**Stated problem**: Would you set down every entry shown below, precisely as written?

━━━━━━━━━━━━━━━━━━━━━━━━━━━━━━

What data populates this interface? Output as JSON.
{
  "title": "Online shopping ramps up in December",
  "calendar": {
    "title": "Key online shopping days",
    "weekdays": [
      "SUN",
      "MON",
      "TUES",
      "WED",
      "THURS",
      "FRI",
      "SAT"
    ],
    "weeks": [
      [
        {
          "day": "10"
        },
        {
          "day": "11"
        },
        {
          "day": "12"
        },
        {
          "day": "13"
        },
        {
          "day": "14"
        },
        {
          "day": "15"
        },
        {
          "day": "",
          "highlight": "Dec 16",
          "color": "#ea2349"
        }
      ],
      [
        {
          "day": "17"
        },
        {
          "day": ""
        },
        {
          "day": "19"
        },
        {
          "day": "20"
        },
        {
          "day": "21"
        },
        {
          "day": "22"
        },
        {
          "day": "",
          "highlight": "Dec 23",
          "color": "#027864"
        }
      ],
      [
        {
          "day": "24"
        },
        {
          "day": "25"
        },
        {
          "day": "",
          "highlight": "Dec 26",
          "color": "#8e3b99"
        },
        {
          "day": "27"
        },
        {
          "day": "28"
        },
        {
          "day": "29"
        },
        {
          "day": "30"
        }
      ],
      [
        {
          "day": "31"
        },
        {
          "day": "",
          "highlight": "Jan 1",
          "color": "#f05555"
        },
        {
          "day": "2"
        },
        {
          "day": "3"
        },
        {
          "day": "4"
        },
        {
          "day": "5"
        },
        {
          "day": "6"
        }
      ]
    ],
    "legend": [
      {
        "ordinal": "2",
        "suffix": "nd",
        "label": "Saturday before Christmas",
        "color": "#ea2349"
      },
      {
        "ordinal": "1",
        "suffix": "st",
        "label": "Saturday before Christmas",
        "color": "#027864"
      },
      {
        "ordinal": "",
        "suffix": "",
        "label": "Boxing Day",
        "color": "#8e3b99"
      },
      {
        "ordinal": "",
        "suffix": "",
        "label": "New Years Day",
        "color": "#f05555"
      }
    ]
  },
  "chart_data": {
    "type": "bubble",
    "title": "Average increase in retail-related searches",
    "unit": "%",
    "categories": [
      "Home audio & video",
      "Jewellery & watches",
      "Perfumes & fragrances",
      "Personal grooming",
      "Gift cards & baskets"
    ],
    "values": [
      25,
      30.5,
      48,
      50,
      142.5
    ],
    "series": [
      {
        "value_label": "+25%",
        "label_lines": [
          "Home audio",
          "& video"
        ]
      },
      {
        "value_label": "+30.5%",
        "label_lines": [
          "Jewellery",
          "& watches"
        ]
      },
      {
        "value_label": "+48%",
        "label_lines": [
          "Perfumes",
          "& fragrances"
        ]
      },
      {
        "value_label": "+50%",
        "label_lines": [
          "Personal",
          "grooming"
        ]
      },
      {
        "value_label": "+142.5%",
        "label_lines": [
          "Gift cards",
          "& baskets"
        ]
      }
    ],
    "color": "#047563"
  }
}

━━━━━━━━━━━━━━━━━━━━━━━━━━━━━━

**Exercise solution**:
What data populates this interface? Output as JSON.
{
  "title": "Online shopping ramps up in December",
  "calendar": {
    "title": "Key online shopping days",
    "weekdays": [
      "SUN",
      "MON",
      "TUES",
      "WED",
      "THURS",
      "FRI",
      "SAT"
    ],
    "weeks": [
      [
        {
          "day": "10"
        },
        {
          "day": "11"
        },
        {
          "day": "12"
        },
        {
          "day": "13"
        },
        {
          "day": "14"
        },
        {
          "day": "15"
        },
        {
          "day": "",
          "highlight": "Dec 16",
          "color": "#ea2349"
        }
      ],
      [
        {
          "day": "17"
        },
        {
          "day": ""
        },
        {
          "day": "19"
        },
        {
          "day": "20"
        },
        {
          "day": "21"
        },
        {
          "day": "22"
        },
        {
          "day": "",
          "highlight": "Dec 23",
          "color": "#027864"
        }
      ],
      [
        {
          "day": "24"
        },
        {
          "day": "25"
        },
        {
          "day": "",
          "highlight": "Dec 26",
          "color": "#8e3b99"
        },
        {
          "day": "27"
        },
        {
          "day": "28"
        },
        {
          "day": "29"
        },
        {
          "day": "30"
        }
      ],
      [
        {
          "day": "31"
        },
        {
          "day": "",
          "highlight": "Jan 1",
          "color": "#f05555"
        },
        {
          "day": "2"
        },
        {
          "day": "3"
        },
        {
          "day": "4"
        },
        {
          "day": "5"
        },
        {
          "day": "6"
        }
      ]
    ],
    "legend": [
      {
        "ordinal": "2",
        "suffix": "nd",
        "label": "Saturday before Christmas",
        "color": "#ea2349"
      },
      {
        "ordinal": "1",
        "suffix": "st",
        "label": "Saturday before Christmas",
        "color": "#027864"
      },
      {
        "ordinal": "",
        "suffix": "",
        "label": "Boxing Day",
        "color": "#8e3b99"
      },
      {
        "ordinal": "",
        "suffix": "",
        "label": "New Years Day",
        "color": "#f05555"
      }
    ]
  },
  "chart_data": {
    "type": "bubble",
    "title": "Average increase in retail-related searches",
    "unit": "%",
    "categories": [
      "Home audio & video",
      "Jewellery & watches",
      "Perfumes & fragrances",
      "Personal grooming",
      "Gift cards & baskets"
    ],
    "values": [
      25,
      30.5,
      48,
      50,
      142.5
    ],
    "series": [
      {
        "value_label": "+25%",
        "label_lines": [
          "Home audio",
          "& video"
        ]
      },
      {
        "value_label": "+30.5%",
        "label_lines": [
          "Jewellery",
          "& watches"
        ]
      },
      {
        "value_label": "+48%",
        "label_lines": [
          "Perfumes",
          "& fragrances"
        ]
      },
      {
        "value_label": "+50%",
        "label_lines": [
          "Personal",
          "grooming"
        ]
      },
      {
        "value_label": "+142.5%",
        "label_lines": [
          "Gift cards",
          "& baskets"
        ]
      }
    ],
    "color": "#047563"
  }
}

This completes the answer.